Rewrite the data below, replacing "lock-icon" with "padlock-icon" everywhere and keeping everything else the same. Leave out the pictures.

Task input =>
# # # # # # #
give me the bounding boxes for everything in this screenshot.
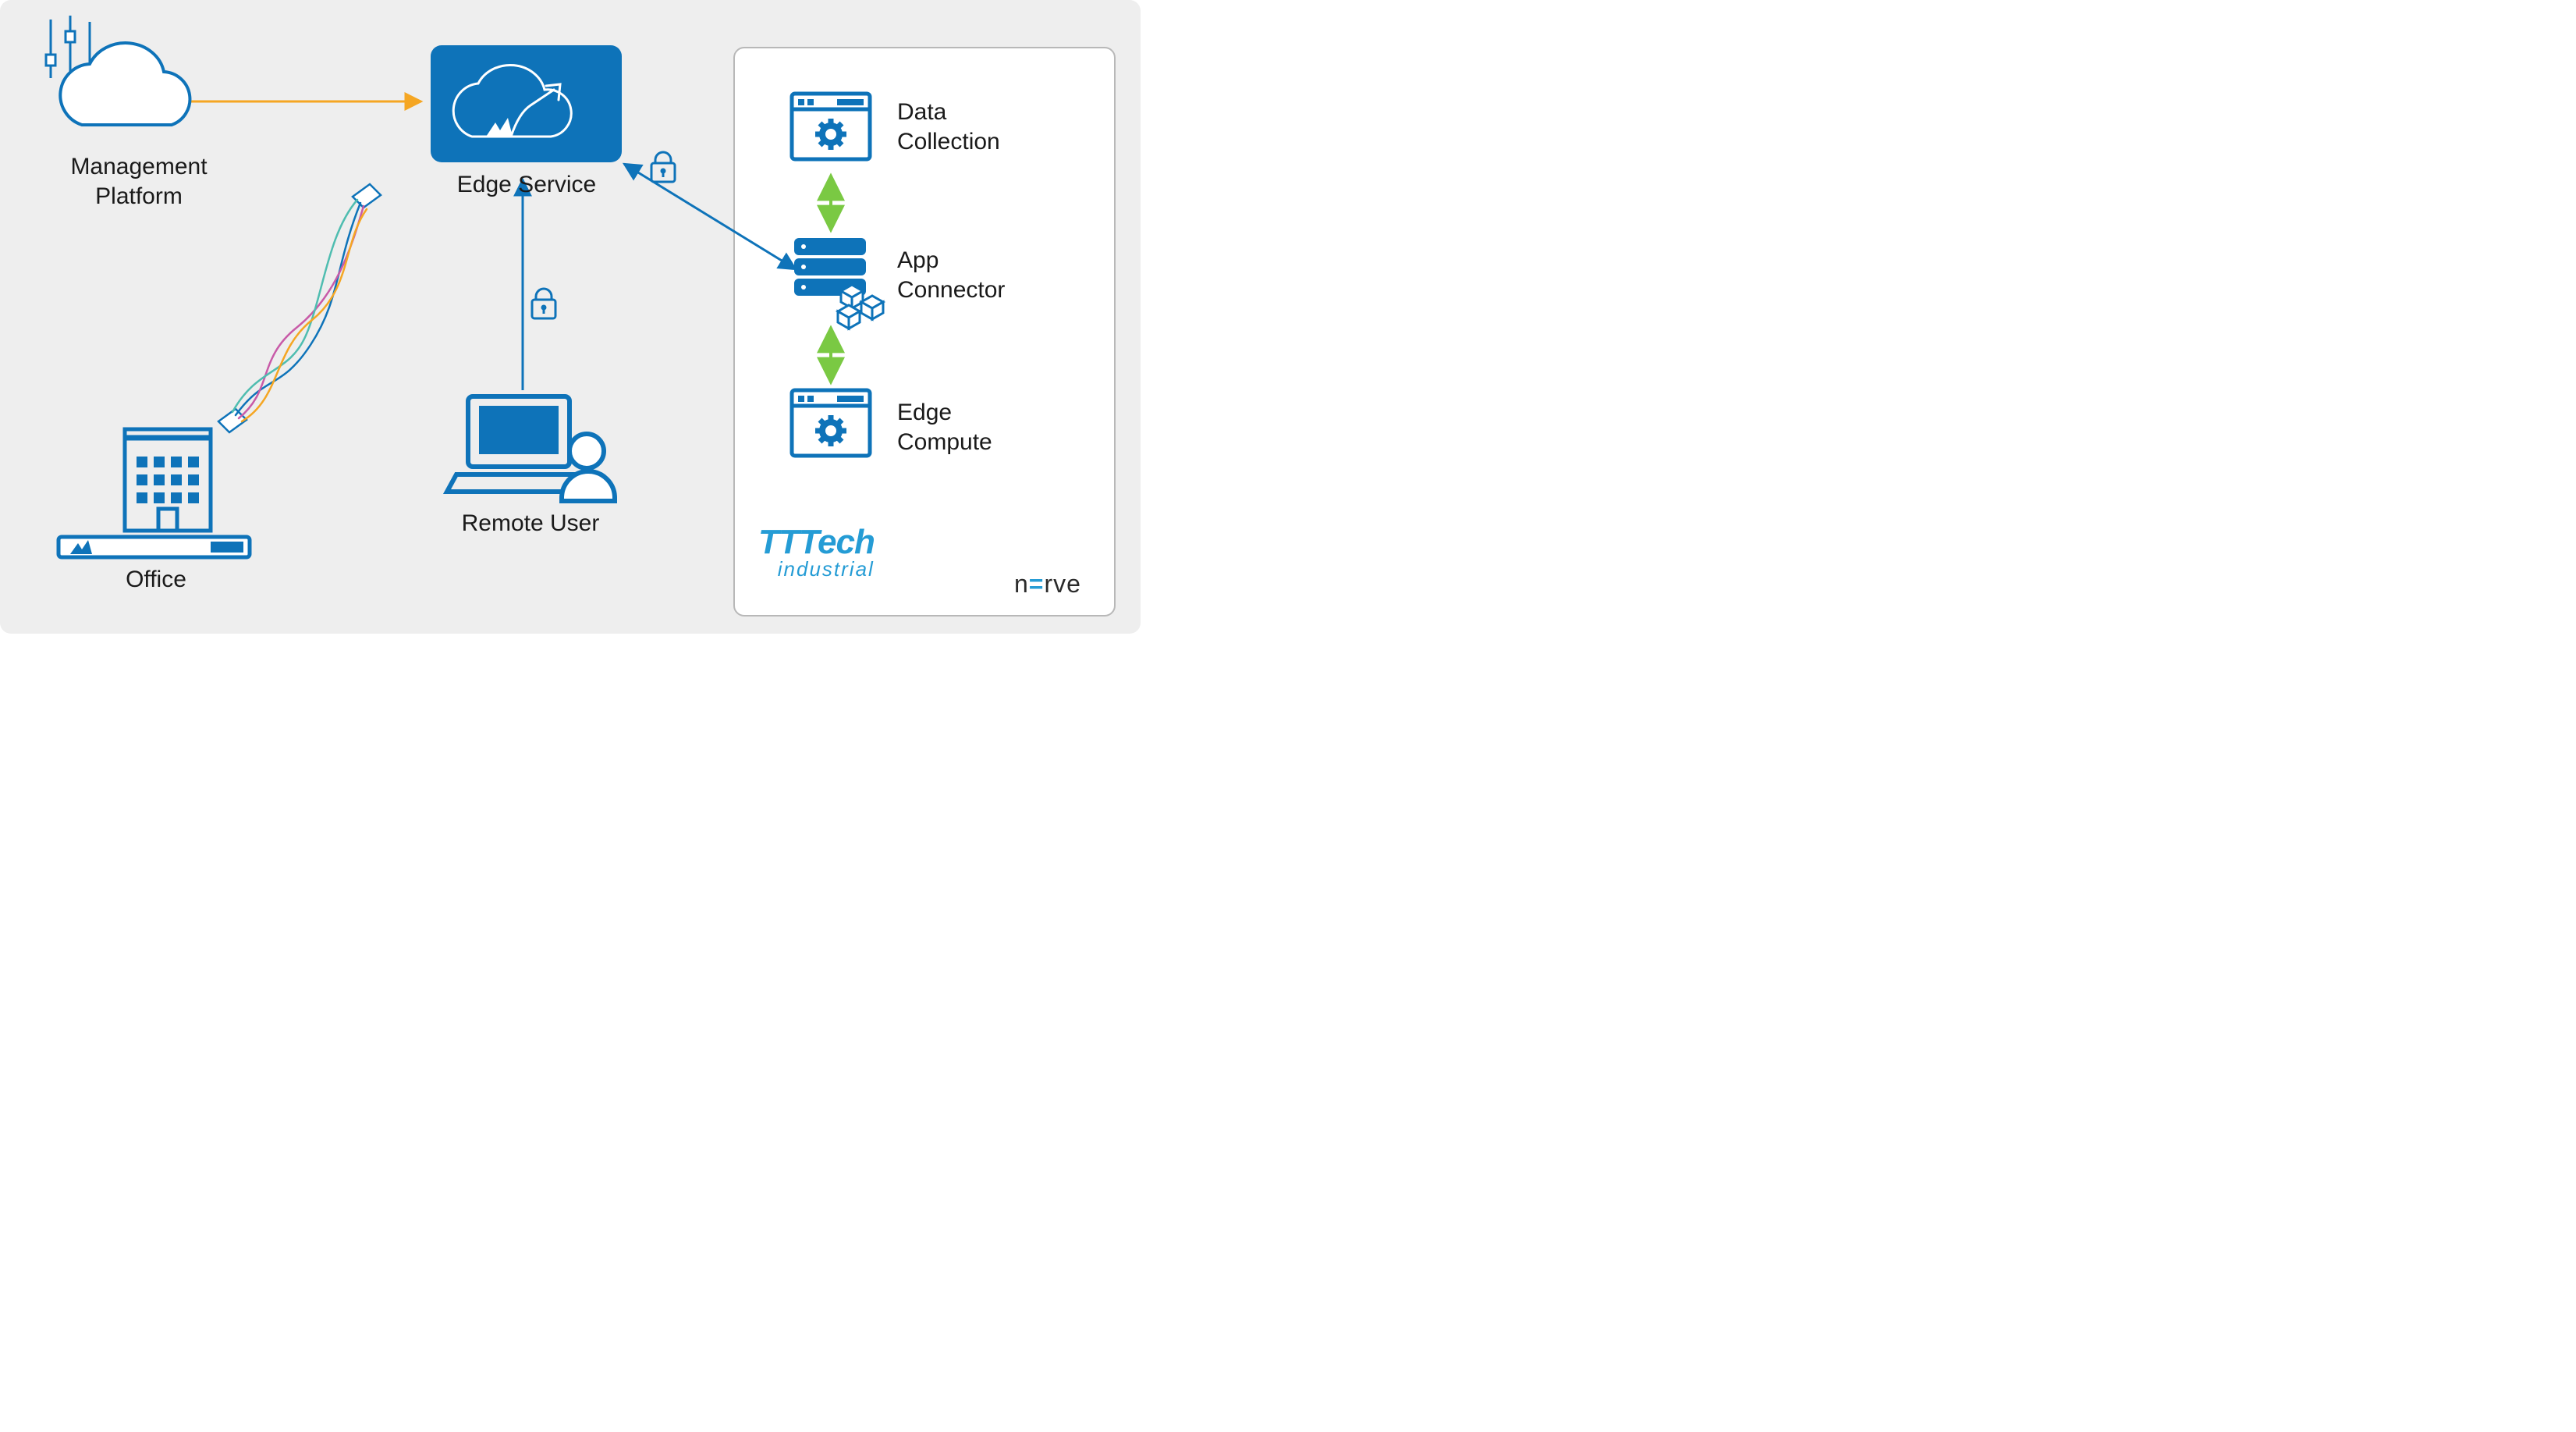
edge-service-icon bbox=[431, 45, 622, 162]
logo-nerve-pre: n bbox=[1014, 570, 1029, 598]
logo-tttech-main: TTTech bbox=[758, 523, 875, 561]
vpn-bundle-icon bbox=[218, 184, 381, 432]
logo-nerve-post: rve bbox=[1044, 570, 1080, 598]
label-management-platform: Management Platform bbox=[53, 152, 225, 211]
lock-icon bbox=[651, 152, 675, 182]
logo-nerve: n=rve bbox=[1014, 570, 1081, 599]
label-data-collection: Data Collection bbox=[897, 98, 1000, 156]
logo-tttech: TTTech industrial bbox=[758, 523, 875, 581]
office-icon bbox=[59, 429, 250, 557]
diagram-canvas: Management Platform Edge Service Office … bbox=[0, 0, 1141, 634]
label-edge-compute: Edge Compute bbox=[897, 398, 992, 457]
remote-user-icon bbox=[447, 396, 615, 501]
lock-icon bbox=[532, 289, 555, 318]
label-edge-service: Edge Service bbox=[441, 170, 612, 200]
management-platform-icon bbox=[46, 16, 190, 125]
label-remote-user: Remote User bbox=[437, 509, 624, 538]
label-office: Office bbox=[94, 565, 218, 595]
logo-nerve-accent: = bbox=[1029, 570, 1045, 598]
label-app-connector: App Connector bbox=[897, 246, 1005, 304]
# # # # # # #
Answer to the problem =>
give me the bounding boxes for everything in this screenshot.
edge-service-icon bbox=[431, 45, 622, 162]
logo-nerve-pre: n bbox=[1014, 570, 1029, 598]
logo-tttech-main: TTTech bbox=[758, 523, 875, 561]
vpn-bundle-icon bbox=[218, 184, 381, 432]
logo-nerve-post: rve bbox=[1044, 570, 1080, 598]
label-management-platform: Management Platform bbox=[53, 152, 225, 211]
padlock-icon bbox=[651, 152, 675, 182]
logo-nerve: n=rve bbox=[1014, 570, 1081, 599]
label-data-collection: Data Collection bbox=[897, 98, 1000, 156]
logo-tttech: TTTech industrial bbox=[758, 523, 875, 581]
office-icon bbox=[59, 429, 250, 557]
diagram-canvas: Management Platform Edge Service Office … bbox=[0, 0, 1141, 634]
label-edge-compute: Edge Compute bbox=[897, 398, 992, 457]
remote-user-icon bbox=[447, 396, 615, 501]
padlock-icon bbox=[532, 289, 555, 318]
label-edge-service: Edge Service bbox=[441, 170, 612, 200]
management-platform-icon bbox=[46, 16, 190, 125]
label-remote-user: Remote User bbox=[437, 509, 624, 538]
label-office: Office bbox=[94, 565, 218, 595]
logo-nerve-accent: = bbox=[1029, 570, 1045, 598]
label-app-connector: App Connector bbox=[897, 246, 1005, 304]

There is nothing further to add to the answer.